►
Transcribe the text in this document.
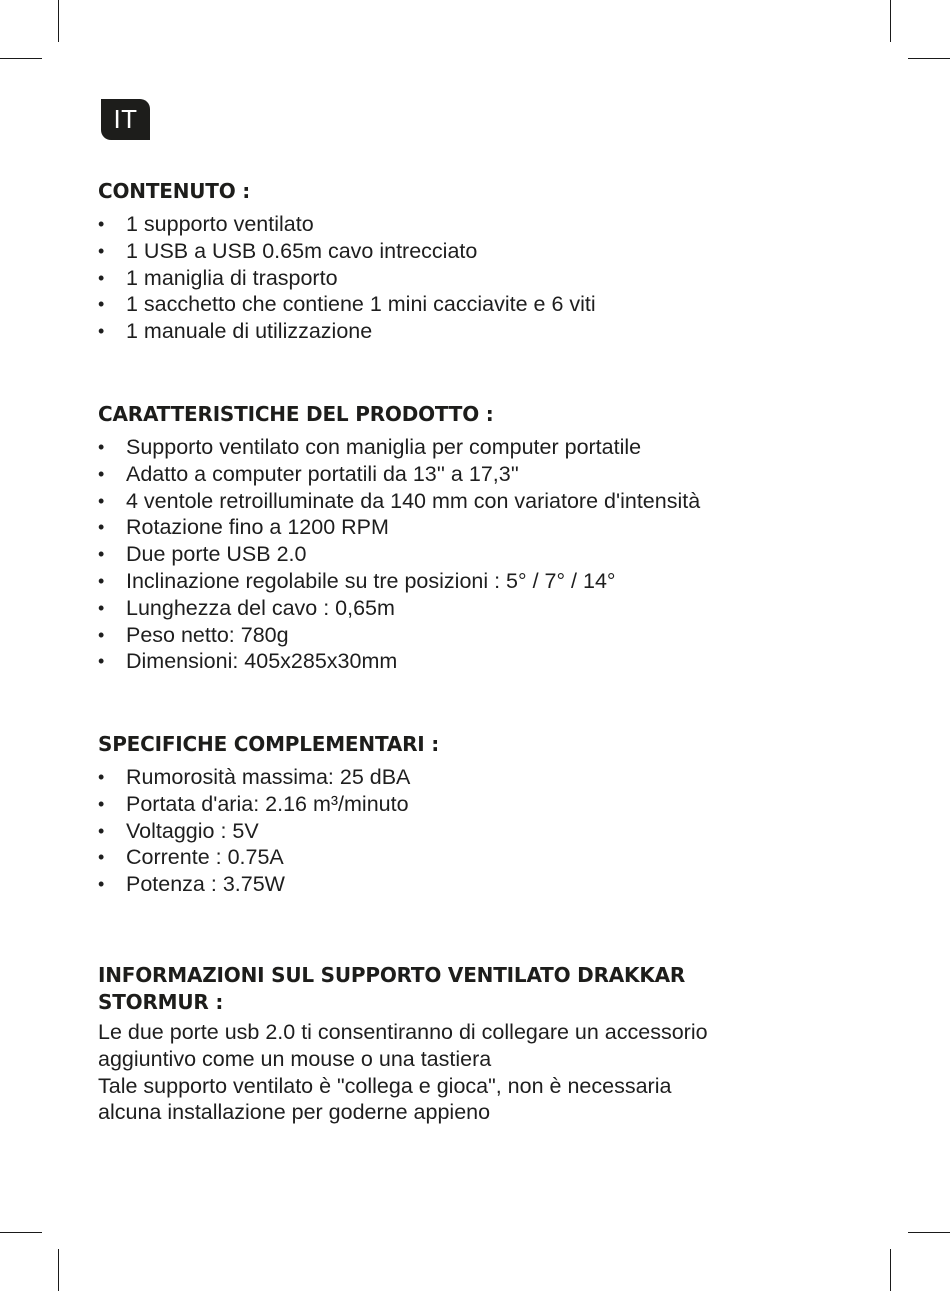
IT
CONTENUTO :
• 1 supporto ventilato
• 1 USB a USB 0.65m cavo intrecciato
• 1 maniglia di trasporto
• 1 sacchetto che contiene 1 mini cacciavite e 6 viti
• 1 manuale di utilizzazione
CARATTERISTICHE DEL PRODOTTO :
• Supporto ventilato con maniglia per computer portatile
• Adatto a computer portatili da 13'' a 17,3''
• 4 ventole retroilluminate da 140 mm con variatore d'intensità
• Rotazione fino a 1200 RPM
• Due porte USB 2.0
• Inclinazione regolabile su tre posizioni : 5° / 7° / 14°
• Lunghezza del cavo : 0,65m
• Peso netto: 780g
• Dimensioni: 405x285x30mm
SPECIFICHE COMPLEMENTARI :
• Rumorosità massima: 25 dBA
• Portata d'aria: 2.16 m³/minuto
• Voltaggio : 5V
• Corrente : 0.75A
• Potenza : 3.75W
INFORMAZIONI SUL SUPPORTO VENTILATO DRAKKAR
STORMUR :
Le due porte usb 2.0 ti consentiranno di collegare un accessorio
aggiuntivo come un mouse o una tastiera
Tale supporto ventilato è "collega e gioca", non è necessaria
alcuna installazione per goderne appieno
◄
**Goal of the exercise**
Search the preceding listing for the word "porte" and pull out every line that holds it.

**Task output**
• Due porte USB 2.0
Le due porte usb 2.0 ti consentiranno di collegare un accessorio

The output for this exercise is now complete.